=== Listing ===

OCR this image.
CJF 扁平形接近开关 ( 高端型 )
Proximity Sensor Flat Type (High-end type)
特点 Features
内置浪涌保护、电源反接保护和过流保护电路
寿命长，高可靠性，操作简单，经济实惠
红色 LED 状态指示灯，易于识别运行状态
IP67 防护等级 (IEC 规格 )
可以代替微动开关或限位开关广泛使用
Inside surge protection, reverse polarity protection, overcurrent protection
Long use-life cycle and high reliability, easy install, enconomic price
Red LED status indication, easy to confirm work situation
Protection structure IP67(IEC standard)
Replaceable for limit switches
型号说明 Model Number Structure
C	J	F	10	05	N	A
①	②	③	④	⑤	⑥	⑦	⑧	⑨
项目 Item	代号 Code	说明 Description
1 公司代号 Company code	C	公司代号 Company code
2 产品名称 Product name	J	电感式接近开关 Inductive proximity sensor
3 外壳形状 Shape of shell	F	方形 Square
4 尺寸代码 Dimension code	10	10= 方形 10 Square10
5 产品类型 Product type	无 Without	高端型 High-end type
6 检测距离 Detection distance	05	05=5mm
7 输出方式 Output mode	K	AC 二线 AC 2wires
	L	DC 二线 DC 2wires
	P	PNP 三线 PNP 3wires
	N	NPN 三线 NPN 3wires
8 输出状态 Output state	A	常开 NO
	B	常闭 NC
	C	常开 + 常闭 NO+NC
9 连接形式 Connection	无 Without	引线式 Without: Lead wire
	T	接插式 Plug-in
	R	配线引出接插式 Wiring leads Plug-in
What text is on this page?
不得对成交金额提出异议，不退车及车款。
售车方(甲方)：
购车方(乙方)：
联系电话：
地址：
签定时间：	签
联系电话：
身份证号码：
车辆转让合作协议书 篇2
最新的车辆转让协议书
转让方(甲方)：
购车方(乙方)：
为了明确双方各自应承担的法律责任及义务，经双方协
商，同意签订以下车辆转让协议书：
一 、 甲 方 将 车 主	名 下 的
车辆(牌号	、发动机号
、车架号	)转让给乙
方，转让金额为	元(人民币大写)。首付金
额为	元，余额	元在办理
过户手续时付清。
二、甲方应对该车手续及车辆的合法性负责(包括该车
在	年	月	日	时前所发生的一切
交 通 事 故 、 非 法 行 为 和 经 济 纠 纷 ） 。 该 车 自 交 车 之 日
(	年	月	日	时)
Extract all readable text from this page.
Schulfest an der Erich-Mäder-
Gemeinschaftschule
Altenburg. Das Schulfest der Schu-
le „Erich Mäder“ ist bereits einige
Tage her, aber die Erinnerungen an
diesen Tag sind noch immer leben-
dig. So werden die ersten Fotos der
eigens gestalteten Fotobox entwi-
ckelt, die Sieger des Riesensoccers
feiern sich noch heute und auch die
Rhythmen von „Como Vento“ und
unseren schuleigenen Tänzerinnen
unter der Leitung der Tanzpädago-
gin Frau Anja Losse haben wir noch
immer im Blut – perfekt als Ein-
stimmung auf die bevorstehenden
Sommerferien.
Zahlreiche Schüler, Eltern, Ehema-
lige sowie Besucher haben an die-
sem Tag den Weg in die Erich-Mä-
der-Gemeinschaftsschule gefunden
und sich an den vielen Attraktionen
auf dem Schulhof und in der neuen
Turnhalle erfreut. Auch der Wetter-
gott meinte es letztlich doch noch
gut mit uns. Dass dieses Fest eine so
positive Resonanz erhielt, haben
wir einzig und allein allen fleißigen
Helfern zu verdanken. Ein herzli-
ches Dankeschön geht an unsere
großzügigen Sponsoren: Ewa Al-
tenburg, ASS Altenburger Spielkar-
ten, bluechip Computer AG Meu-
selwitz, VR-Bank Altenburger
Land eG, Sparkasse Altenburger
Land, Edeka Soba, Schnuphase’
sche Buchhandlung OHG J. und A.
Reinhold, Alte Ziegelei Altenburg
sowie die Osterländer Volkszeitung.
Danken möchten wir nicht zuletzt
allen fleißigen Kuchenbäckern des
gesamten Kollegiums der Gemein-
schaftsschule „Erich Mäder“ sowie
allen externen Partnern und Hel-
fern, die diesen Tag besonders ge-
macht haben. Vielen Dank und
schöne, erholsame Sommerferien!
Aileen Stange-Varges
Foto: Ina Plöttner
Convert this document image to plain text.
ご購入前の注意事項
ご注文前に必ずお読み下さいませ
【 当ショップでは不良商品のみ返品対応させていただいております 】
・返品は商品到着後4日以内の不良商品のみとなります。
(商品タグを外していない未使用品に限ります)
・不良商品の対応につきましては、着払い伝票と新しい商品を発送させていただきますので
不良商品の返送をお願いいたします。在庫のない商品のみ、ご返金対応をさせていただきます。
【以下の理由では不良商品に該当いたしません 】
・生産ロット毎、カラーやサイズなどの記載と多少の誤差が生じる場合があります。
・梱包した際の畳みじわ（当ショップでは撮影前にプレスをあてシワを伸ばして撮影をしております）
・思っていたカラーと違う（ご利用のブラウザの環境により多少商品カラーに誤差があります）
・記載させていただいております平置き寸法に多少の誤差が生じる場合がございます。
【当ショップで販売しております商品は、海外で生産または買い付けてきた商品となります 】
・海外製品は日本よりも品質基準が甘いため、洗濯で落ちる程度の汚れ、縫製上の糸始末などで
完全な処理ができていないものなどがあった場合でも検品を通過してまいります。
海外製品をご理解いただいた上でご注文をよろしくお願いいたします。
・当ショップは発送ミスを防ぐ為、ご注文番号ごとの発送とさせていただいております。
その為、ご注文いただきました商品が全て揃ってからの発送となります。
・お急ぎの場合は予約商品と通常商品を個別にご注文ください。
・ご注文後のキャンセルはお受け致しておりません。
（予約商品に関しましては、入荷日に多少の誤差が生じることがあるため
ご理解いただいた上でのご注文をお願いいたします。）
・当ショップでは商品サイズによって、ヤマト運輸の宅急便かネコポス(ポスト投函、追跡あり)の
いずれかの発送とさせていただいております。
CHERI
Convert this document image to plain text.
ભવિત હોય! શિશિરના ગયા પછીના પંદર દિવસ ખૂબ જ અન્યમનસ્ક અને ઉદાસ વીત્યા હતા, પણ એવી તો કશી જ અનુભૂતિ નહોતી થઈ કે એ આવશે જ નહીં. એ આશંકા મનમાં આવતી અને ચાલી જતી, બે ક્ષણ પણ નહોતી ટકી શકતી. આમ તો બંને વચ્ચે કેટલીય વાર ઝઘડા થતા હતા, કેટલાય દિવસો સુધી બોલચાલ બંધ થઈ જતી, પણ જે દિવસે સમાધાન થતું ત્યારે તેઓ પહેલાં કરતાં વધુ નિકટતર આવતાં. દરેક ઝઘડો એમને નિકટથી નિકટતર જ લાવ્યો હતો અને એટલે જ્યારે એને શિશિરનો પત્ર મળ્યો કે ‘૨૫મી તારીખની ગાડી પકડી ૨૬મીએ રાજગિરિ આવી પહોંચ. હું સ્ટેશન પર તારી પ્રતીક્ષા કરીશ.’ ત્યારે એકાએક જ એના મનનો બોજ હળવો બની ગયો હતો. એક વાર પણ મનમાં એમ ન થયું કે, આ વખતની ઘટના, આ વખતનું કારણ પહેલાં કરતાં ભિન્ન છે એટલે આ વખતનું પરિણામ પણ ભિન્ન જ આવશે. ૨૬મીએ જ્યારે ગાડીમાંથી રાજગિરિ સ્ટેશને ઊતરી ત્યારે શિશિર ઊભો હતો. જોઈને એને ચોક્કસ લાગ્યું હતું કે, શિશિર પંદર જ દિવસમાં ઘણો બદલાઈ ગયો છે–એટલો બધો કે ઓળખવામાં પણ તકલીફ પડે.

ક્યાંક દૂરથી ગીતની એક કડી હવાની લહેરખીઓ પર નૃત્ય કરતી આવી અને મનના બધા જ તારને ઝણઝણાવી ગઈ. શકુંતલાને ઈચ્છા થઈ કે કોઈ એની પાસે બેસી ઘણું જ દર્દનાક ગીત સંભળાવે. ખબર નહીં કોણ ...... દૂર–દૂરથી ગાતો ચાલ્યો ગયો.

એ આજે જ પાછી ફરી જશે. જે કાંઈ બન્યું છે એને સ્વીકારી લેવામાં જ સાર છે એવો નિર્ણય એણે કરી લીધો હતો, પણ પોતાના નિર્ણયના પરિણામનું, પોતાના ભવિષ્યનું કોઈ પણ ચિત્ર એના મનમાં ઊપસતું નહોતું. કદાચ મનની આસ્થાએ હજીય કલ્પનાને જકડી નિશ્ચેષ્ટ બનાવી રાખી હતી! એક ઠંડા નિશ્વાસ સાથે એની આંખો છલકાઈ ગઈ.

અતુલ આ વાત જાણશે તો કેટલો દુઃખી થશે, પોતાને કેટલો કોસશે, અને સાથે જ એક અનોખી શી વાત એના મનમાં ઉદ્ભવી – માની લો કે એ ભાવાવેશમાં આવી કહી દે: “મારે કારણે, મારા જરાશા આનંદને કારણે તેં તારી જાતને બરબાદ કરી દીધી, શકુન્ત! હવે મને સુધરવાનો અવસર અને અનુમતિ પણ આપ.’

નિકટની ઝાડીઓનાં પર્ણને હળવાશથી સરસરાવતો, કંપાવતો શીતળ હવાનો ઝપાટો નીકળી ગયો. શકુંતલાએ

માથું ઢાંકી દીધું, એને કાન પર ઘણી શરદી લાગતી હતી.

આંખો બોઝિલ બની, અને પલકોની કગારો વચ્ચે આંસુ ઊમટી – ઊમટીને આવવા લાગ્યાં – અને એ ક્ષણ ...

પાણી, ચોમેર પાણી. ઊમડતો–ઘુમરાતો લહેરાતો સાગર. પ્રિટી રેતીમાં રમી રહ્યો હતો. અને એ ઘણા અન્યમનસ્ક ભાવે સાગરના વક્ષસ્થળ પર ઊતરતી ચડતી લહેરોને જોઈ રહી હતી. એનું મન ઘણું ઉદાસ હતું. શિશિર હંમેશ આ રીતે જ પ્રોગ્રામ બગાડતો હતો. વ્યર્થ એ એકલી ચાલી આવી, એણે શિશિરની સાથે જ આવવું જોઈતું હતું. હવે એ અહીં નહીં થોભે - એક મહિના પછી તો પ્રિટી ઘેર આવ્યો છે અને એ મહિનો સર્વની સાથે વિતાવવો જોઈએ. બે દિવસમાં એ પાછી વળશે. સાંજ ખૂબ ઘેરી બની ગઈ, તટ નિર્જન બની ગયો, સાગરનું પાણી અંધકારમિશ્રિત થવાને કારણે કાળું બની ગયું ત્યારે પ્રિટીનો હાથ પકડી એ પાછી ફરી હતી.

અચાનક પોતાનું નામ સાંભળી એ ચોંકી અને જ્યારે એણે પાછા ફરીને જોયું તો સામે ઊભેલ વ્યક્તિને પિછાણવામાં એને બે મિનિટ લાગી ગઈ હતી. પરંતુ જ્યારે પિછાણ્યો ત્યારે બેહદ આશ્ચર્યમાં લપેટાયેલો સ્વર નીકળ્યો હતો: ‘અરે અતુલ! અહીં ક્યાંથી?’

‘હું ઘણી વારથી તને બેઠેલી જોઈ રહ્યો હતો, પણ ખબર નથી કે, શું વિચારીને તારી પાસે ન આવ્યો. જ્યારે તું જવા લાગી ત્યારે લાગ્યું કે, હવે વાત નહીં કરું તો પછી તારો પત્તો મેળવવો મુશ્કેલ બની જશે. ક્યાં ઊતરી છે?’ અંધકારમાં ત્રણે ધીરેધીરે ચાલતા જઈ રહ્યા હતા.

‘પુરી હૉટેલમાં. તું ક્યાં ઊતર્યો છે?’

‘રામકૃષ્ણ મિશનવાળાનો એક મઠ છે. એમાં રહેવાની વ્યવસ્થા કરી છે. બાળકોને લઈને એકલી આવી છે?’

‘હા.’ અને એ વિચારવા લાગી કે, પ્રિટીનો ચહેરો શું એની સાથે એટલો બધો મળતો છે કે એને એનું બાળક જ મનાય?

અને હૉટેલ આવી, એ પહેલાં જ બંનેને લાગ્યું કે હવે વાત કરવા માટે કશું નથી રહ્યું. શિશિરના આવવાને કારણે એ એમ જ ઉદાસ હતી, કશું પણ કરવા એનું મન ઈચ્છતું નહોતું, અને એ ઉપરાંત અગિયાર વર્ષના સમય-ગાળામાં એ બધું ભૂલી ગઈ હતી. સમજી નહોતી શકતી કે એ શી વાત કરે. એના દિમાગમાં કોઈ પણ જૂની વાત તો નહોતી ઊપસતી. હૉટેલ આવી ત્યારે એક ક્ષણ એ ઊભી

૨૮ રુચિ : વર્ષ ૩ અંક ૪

===

# Short problem
Where a line holds "Product", copy that line.

# Task output
2 产品名称 Product name	J	电感式接近开关 Inductive proximity sensor
5 产品类型 Product type	无 Without	高端型 High-end type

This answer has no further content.